- Work instructions
Each line of the listing must be transcribed exactly, except for the images, which should be excluded.

---- Dataset excerpts

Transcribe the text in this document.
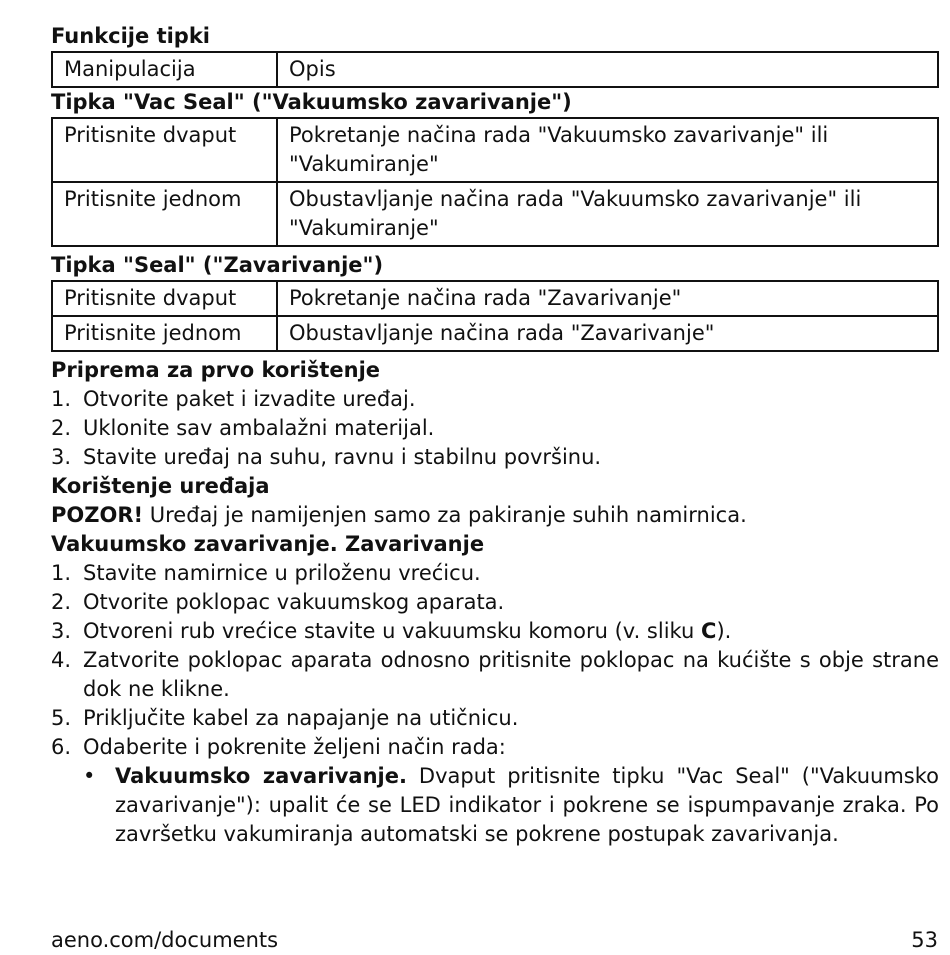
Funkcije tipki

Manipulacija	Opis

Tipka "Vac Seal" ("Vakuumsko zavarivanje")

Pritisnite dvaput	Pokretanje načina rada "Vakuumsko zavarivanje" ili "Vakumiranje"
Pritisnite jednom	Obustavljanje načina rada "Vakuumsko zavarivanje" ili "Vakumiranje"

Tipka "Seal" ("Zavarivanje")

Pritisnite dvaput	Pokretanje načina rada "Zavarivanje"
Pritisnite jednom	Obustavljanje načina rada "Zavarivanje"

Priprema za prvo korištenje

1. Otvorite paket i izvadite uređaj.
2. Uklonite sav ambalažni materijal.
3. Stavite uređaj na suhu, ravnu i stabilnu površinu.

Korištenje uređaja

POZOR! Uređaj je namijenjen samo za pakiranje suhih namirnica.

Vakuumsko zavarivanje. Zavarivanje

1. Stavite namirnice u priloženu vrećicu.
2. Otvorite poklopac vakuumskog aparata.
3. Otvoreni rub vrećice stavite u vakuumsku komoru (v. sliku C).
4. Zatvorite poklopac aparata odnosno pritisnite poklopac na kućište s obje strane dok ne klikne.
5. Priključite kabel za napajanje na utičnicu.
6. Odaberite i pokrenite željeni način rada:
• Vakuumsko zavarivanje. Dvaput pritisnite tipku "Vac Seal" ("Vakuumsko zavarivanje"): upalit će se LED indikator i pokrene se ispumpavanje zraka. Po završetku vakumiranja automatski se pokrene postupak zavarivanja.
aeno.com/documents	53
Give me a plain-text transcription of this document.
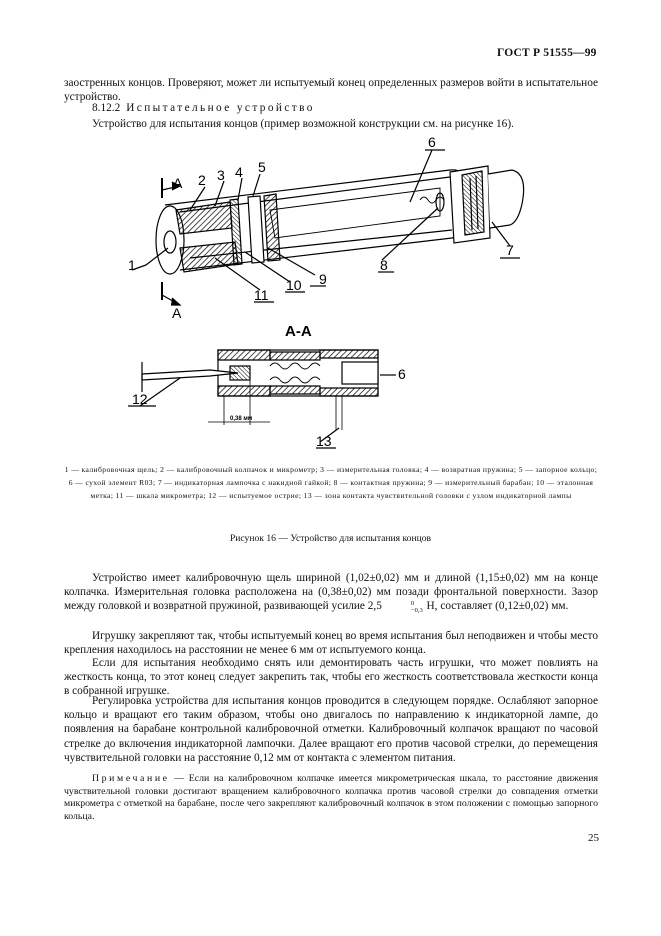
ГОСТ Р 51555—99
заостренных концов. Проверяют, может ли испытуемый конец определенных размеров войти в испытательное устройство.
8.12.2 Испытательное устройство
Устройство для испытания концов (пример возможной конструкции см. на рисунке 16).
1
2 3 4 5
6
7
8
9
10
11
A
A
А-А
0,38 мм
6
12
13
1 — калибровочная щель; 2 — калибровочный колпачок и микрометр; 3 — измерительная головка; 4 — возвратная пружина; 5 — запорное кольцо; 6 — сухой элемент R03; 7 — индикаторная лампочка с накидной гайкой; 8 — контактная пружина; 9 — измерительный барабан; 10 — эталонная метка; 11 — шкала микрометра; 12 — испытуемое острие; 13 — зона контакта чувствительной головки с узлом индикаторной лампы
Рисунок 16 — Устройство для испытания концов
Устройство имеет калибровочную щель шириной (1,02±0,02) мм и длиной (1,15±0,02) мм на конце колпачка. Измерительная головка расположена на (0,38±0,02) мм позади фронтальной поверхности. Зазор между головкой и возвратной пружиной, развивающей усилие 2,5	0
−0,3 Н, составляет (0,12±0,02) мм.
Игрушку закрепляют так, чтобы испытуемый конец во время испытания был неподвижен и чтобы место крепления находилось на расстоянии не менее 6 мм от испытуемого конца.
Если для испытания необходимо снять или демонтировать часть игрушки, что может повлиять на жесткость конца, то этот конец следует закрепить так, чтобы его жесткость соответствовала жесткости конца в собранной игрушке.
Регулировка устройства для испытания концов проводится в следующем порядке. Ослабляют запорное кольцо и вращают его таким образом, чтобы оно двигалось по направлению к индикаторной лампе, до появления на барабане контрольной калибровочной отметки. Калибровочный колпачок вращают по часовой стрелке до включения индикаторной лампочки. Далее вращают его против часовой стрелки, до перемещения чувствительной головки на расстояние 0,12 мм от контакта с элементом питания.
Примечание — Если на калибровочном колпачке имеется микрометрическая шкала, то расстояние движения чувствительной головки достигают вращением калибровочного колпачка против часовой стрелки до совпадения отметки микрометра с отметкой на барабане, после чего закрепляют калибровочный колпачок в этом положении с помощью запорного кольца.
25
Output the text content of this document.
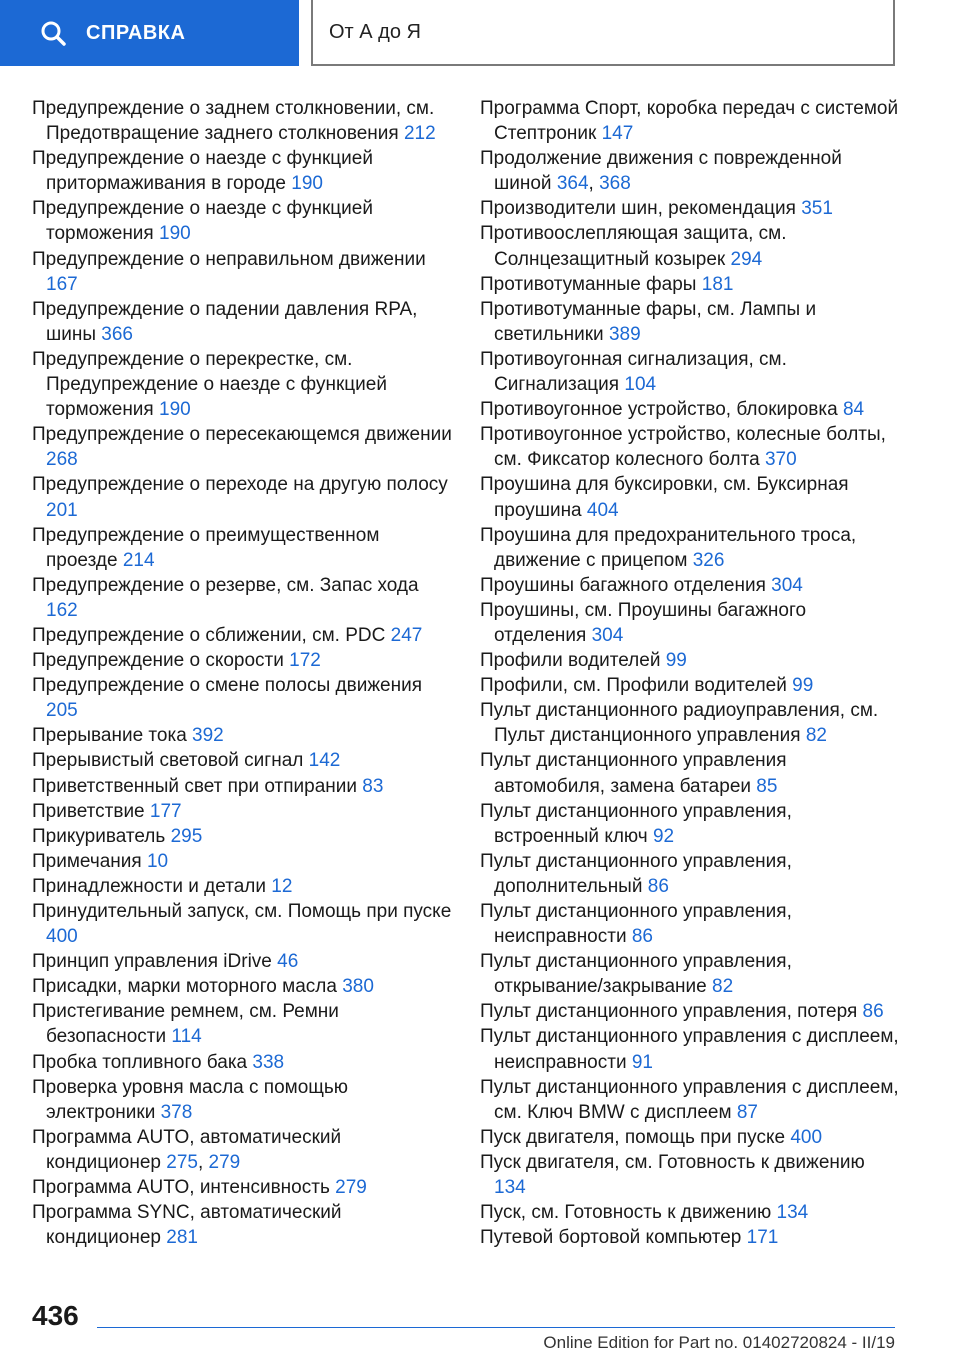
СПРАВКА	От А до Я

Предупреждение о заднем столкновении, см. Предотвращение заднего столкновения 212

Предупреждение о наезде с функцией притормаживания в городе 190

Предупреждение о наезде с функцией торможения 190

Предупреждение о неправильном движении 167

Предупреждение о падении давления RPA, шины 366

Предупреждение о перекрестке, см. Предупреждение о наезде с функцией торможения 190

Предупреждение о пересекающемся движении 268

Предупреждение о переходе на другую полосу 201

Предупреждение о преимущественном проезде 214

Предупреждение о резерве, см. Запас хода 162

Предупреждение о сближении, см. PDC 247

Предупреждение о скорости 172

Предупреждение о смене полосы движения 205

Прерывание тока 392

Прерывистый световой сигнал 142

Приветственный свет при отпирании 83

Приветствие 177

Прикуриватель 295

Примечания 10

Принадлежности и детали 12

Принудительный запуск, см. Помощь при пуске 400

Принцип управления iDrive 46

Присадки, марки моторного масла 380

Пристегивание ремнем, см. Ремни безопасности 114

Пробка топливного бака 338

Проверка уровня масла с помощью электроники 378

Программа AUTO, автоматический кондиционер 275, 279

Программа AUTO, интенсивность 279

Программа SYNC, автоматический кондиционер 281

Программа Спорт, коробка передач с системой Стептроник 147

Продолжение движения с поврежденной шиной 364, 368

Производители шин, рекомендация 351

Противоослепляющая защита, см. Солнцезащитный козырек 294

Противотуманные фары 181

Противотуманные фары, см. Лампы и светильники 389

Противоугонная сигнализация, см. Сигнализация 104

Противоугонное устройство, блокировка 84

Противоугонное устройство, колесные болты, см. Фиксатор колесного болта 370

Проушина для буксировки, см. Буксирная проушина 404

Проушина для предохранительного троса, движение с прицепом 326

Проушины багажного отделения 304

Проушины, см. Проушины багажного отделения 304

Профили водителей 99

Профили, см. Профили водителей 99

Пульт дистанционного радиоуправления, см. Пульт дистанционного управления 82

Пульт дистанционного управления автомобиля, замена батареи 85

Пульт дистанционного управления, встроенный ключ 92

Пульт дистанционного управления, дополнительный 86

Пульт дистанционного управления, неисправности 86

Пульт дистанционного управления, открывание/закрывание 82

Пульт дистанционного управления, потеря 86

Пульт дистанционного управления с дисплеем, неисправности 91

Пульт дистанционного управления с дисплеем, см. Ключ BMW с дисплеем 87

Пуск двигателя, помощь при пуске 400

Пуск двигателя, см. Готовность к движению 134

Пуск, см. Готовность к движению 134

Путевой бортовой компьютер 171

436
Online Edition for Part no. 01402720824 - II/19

--------

- Reply
Transcribe the text in this document.
Funkcije tipki

Manipulacija	Opis

Tipka "Vac Seal" ("Vakuumsko zavarivanje")

Pritisnite dvaput	Pokretanje načina rada "Vakuumsko zavarivanje" ili "Vakumiranje"
Pritisnite jednom	Obustavljanje načina rada "Vakuumsko zavarivanje" ili "Vakumiranje"

Tipka "Seal" ("Zavarivanje")

Pritisnite dvaput	Pokretanje načina rada "Zavarivanje"
Pritisnite jednom	Obustavljanje načina rada "Zavarivanje"

Priprema za prvo korištenje

1. Otvorite paket i izvadite uređaj.
2. Uklonite sav ambalažni materijal.
3. Stavite uređaj na suhu, ravnu i stabilnu površinu.

Korištenje uređaja

POZOR! Uređaj je namijenjen samo za pakiranje suhih namirnica.

Vakuumsko zavarivanje. Zavarivanje

1. Stavite namirnice u priloženu vrećicu.
2. Otvorite poklopac vakuumskog aparata.
3. Otvoreni rub vrećice stavite u vakuumsku komoru (v. sliku C).
4. Zatvorite poklopac aparata odnosno pritisnite poklopac na kućište s obje strane dok ne klikne.
5. Priključite kabel za napajanje na utičnicu.
6. Odaberite i pokrenite željeni način rada:
• Vakuumsko zavarivanje. Dvaput pritisnite tipku "Vac Seal" ("Vakuumsko zavarivanje"): upalit će se LED indikator i pokrene se ispumpavanje zraka. Po završetku vakumiranja automatski se pokrene postupak zavarivanja.
aeno.com/documents	53
Give me a plain-text transcription of this document.
ГОСТ Р 51555—99
заостренных концов. Проверяют, может ли испытуемый конец определенных размеров войти в испытательное устройство.
8.12.2 Испытательное устройство
Устройство для испытания концов (пример возможной конструкции см. на рисунке 16).
1
2 3 4 5
6
7
8
9
10
11
A
A
А-А
0,38 мм
6
12
13
1 — калибровочная щель; 2 — калибровочный колпачок и микрометр; 3 — измерительная головка; 4 — возвратная пружина; 5 — запорное кольцо; 6 — сухой элемент R03; 7 — индикаторная лампочка с накидной гайкой; 8 — контактная пружина; 9 — измерительный барабан; 10 — эталонная метка; 11 — шкала микрометра; 12 — испытуемое острие; 13 — зона контакта чувствительной головки с узлом индикаторной лампы
Рисунок 16 — Устройство для испытания концов
Устройство имеет калибровочную щель шириной (1,02±0,02) мм и длиной (1,15±0,02) мм на конце колпачка. Измерительная головка расположена на (0,38±0,02) мм позади фронтальной поверхности. Зазор между головкой и возвратной пружиной, развивающей усилие 2,5	0
−0,3 Н, составляет (0,12±0,02) мм.
Игрушку закрепляют так, чтобы испытуемый конец во время испытания был неподвижен и чтобы место крепления находилось на расстоянии не менее 6 мм от испытуемого конца.
Если для испытания необходимо снять или демонтировать часть игрушки, что может повлиять на жесткость конца, то этот конец следует закрепить так, чтобы его жесткость соответствовала жесткости конца в собранной игрушке.
Регулировка устройства для испытания концов проводится в следующем порядке. Ослабляют запорное кольцо и вращают его таким образом, чтобы оно двигалось по направлению к индикаторной лампе, до появления на барабане контрольной калибровочной отметки. Калибровочный колпачок вращают по часовой стрелке до включения индикаторной лампочки. Далее вращают его против часовой стрелки, до перемещения чувствительной головки на расстояние 0,12 мм от контакта с элементом питания.
Примечание — Если на калибровочном колпачке имеется микрометрическая шкала, то расстояние движения чувствительной головки достигают вращением калибровочного колпачка против часовой стрелки до совпадения отметки микрометра с отметкой на барабане, после чего закрепляют калибровочный колпачок в этом положении с помощью запорного кольца.
25
Output the text content of this document.
СПРАВКА	От А до Я

Предупреждение о заднем столкновении, см. Предотвращение заднего столкновения 212

Предупреждение о наезде с функцией притормаживания в городе 190

Предупреждение о наезде с функцией торможения 190

Предупреждение о неправильном движении 167

Предупреждение о падении давления RPA, шины 366

Предупреждение о перекрестке, см. Предупреждение о наезде с функцией торможения 190

Предупреждение о пересекающемся движении 268

Предупреждение о переходе на другую полосу 201

Предупреждение о преимущественном проезде 214

Предупреждение о резерве, см. Запас хода 162

Предупреждение о сближении, см. PDC 247

Предупреждение о скорости 172

Предупреждение о смене полосы движения 205

Прерывание тока 392

Прерывистый световой сигнал 142

Приветственный свет при отпирании 83

Приветствие 177

Прикуриватель 295

Примечания 10

Принадлежности и детали 12

Принудительный запуск, см. Помощь при пуске 400

Принцип управления iDrive 46

Присадки, марки моторного масла 380

Пристегивание ремнем, см. Ремни безопасности 114

Пробка топливного бака 338

Проверка уровня масла с помощью электроники 378

Программа AUTO, автоматический кондиционер 275, 279

Программа AUTO, интенсивность 279

Программа SYNC, автоматический кондиционер 281

Программа Спорт, коробка передач с системой Стептроник 147

Продолжение движения с поврежденной шиной 364, 368

Производители шин, рекомендация 351

Противоослепляющая защита, см. Солнцезащитный козырек 294

Противотуманные фары 181

Противотуманные фары, см. Лампы и светильники 389

Противоугонная сигнализация, см. Сигнализация 104

Противоугонное устройство, блокировка 84

Противоугонное устройство, колесные болты, см. Фиксатор колесного болта 370

Проушина для буксировки, см. Буксирная проушина 404

Проушина для предохранительного троса, движение с прицепом 326

Проушины багажного отделения 304

Проушины, см. Проушины багажного отделения 304

Профили водителей 99

Профили, см. Профили водителей 99

Пульт дистанционного радиоуправления, см. Пульт дистанционного управления 82

Пульт дистанционного управления автомобиля, замена батареи 85

Пульт дистанционного управления, встроенный ключ 92

Пульт дистанционного управления, дополнительный 86

Пульт дистанционного управления, неисправности 86

Пульт дистанционного управления, открывание/закрывание 82

Пульт дистанционного управления, потеря 86

Пульт дистанционного управления с дисплеем, неисправности 91

Пульт дистанционного управления с дисплеем, см. Ключ BMW с дисплеем 87

Пуск двигателя, помощь при пуске 400

Пуск двигателя, см. Готовность к движению 134

Пуск, см. Готовность к движению 134

Путевой бортовой компьютер 171

436
Online Edition for Part no. 01402720824 - II/19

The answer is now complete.